Saved entries:
##############################

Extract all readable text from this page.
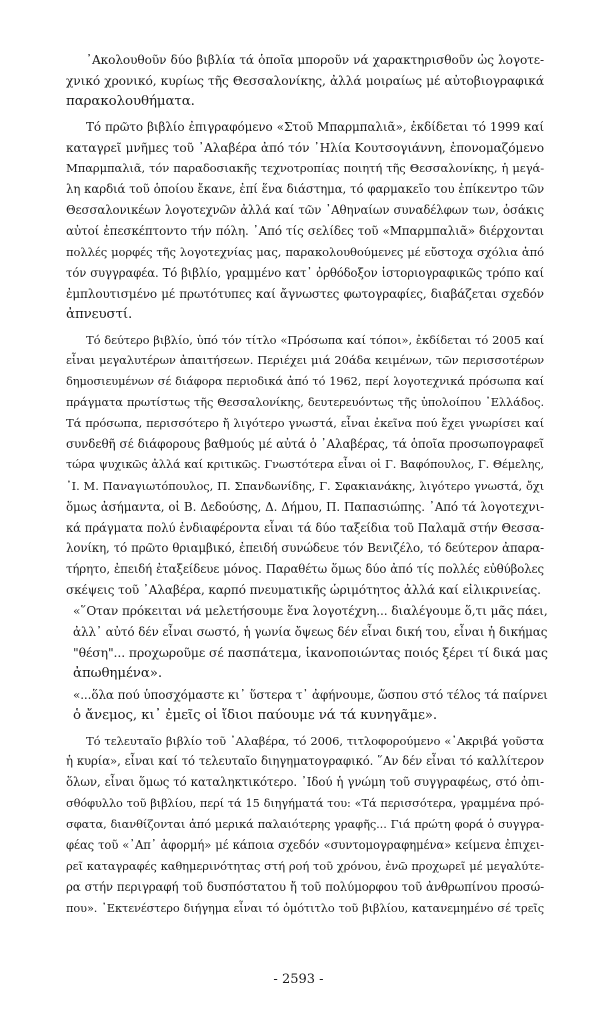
᾿Ακολουθοῦν δύο βιβλία τά ὁποῖα μποροῦν νά χαρακτηρισθοῦν ὡς λογοτε-
χνικό χρονικό, κυρίως τῆς Θεσσαλονίκης, ἀλλά μοιραίως μέ αὐτοβιογραφικά
παρακολουθήματα.
Τό πρῶτο βιβλίο ἐπιγραφόμενο «Στοῦ Μπαρμπαλιᾶ», ἐκδίδεται τό 1999 καί
καταγρεῖ μνῆμες τοῦ ᾿Αλαβέρα ἀπό τόν ᾿Ηλία Κουτσογιάννη, ἐπονομαζόμενο
Μπαρμπαλιᾶ, τόν παραδοσιακῆς τεχνοτροπίας ποιητή τῆς Θεσσαλονίκης, ἡ μεγά-
λη καρδιά τοῦ ὁποίου ἔκανε, ἐπί ἕνα διάστημα, τό φαρμακεῖο του ἐπίκεντρο τῶν
Θεσσαλονικέων λογοτεχνῶν ἀλλά καί τῶν ᾿Αθηναίων συναδέλφων των, ὁσάκις
αὐτοί ἐπεσκέπτοντο τήν πόλη. ᾿Από τίς σελίδες τοῦ «Μπαρμπαλιᾶ» διέρχονται
πολλές μορφές τῆς λογοτεχνίας μας, παρακολουθούμενες μέ εὔστοχα σχόλια ἀπό
τόν συγγραφέα. Τό βιβλίο, γραμμένο κατ᾿ ὀρθόδοξον ἱστοριογραφικῶς τρόπο καί
ἐμπλουτισμένο μέ πρωτότυπες καί ἄγνωστες φωτογραφίες, διαβάζεται σχεδόν
ἀπνευστί.
Τό δεύτερο βιβλίο, ὑπό τόν τίτλο «Πρόσωπα καί τόποι», ἐκδίδεται τό 2005 καί
εἶναι μεγαλυτέρων ἀπαιτήσεων. Περιέχει μιά 20άδα κειμένων, τῶν περισσοτέρων
δημοσιευμένων σέ διάφορα περιοδικά ἀπό τό 1962, περί λογοτεχνικά πρόσωπα καί
πράγματα πρωτίστως τῆς Θεσσαλονίκης, δευτερευόντως τῆς ὑπολοίπου ᾿Ελλάδος.
Τά πρόσωπα, περισσότερο ἤ λιγότερο γνωστά, εἶναι ἐκεῖνα πού ἔχει γνωρίσει καί
συνδεθῆ σέ διάφορους βαθμούς μέ αὐτά ὁ ᾿Αλαβέρας, τά ὁποῖα προσωπογραφεῖ
τώρα ψυχικῶς ἀλλά καί κριτικῶς. Γνωστότερα εἶναι οἱ Γ. Βαφόπουλος, Γ. Θέμελης,
᾿Ι. Μ. Παναγιωτόπουλος, Π. Σπανδωνίδης, Γ. Σφακιανάκης, λιγότερο γνωστά, ὄχι
ὅμως ἀσήμαντα, οἱ Β. Δεδούσης, Δ. Δήμου, Π. Παπασιώπης. ᾿Από τά λογοτεχνι-
κά πράγματα πολύ ἐνδιαφέροντα εἶναι τά δύο ταξείδια τοῦ Παλαμᾶ στήν Θεσσα-
λονίκη, τό πρῶτο θριαμβικό, ἐπειδή συνώδευε τόν Βενιζέλο, τό δεύτερον ἀπαρα-
τήρητο, ἐπειδή ἐταξείδευε μόνος. Παραθέτω ὅμως δύο ἀπό τίς πολλές εὐθύβολες
σκέψεις τοῦ ᾿Αλαβέρα, καρπό πνευματικῆς ὡριμότητος ἀλλά καί εἰλικρινείας.
«῞Οταν πρόκειται νά μελετήσουμε ἕνα λογοτέχνη... διαλέγουμε ὅ,τι μᾶς πάει,
ἀλλ᾿ αὐτό δέν εἶναι σωστό, ἡ γωνία ὄψεως δέν εἶναι δική του, εἶναι ἡ δικήμας
"θέση"... προχωροῦμε σέ πασπάτεμα, ἱκανοποιώντας ποιός ξέρει τί δικά μας
ἀπωθημένα».
«...ὅλα πού ὑποσχόμαστε κι᾿ ὕστερα τ᾿ ἀφήνουμε, ὥσπου στό τέλος τά παίρνει
ὁ ἄνεμος, κι᾿ ἐμεῖς οἱ ἴδιοι παύουμε νά τά κυνηγᾶμε».
Τό τελευταῖο βιβλίο τοῦ ᾿Αλαβέρα, τό 2006, τιτλοφορούμενο «᾿Ακριβά γοῦστα
ἡ κυρία», εἶναι καί τό τελευταῖο διηγηματογραφικό. ῞Αν δέν εἶναι τό καλλίτερον
ὅλων, εἶναι ὅμως τό καταληκτικότερο. ᾿Ιδού ἡ γνώμη τοῦ συγγραφέως, στό ὀπι-
σθόφυλλο τοῦ βιβλίου, περί τά 15 διηγήματά του: «Τά περισσότερα, γραμμένα πρό-
σφατα, διανθίζονται ἀπό μερικά παλαιότερης γραφῆς... Γιά πρώτη φορά ὁ συγγρα-
φέας τοῦ «᾿Απ᾿ ἀφορμή» μέ κάποια σχεδόν «συντομογραφημένα» κείμενα ἐπιχει-
ρεῖ καταγραφές καθημερινότητας στή ροή τοῦ χρόνου, ἐνῶ προχωρεῖ μέ μεγαλύτε-
ρα στήν περιγραφή τοῦ δυσπόστατου ἤ τοῦ πολύμορφου τοῦ ἀνθρωπίνου προσώ-
που». ᾿Εκτενέστερο διήγημα εἶναι τό ὁμότιτλο τοῦ βιβλίου, κατανεμημένο σέ τρεῖς
- 2593 -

##############################

The request:
Which lines include the word "πρῶτο"? List them all.

Correct output:
Τό πρῶτο βιβλίο ἐπιγραφόμενο «Στοῦ Μπαρμπαλιᾶ», ἐκδίδεται τό 1999 καί
λονίκη, τό πρῶτο θριαμβικό, ἐπειδή συνώδευε τόν Βενιζέλο, τό δεύτερον ἀπαρα-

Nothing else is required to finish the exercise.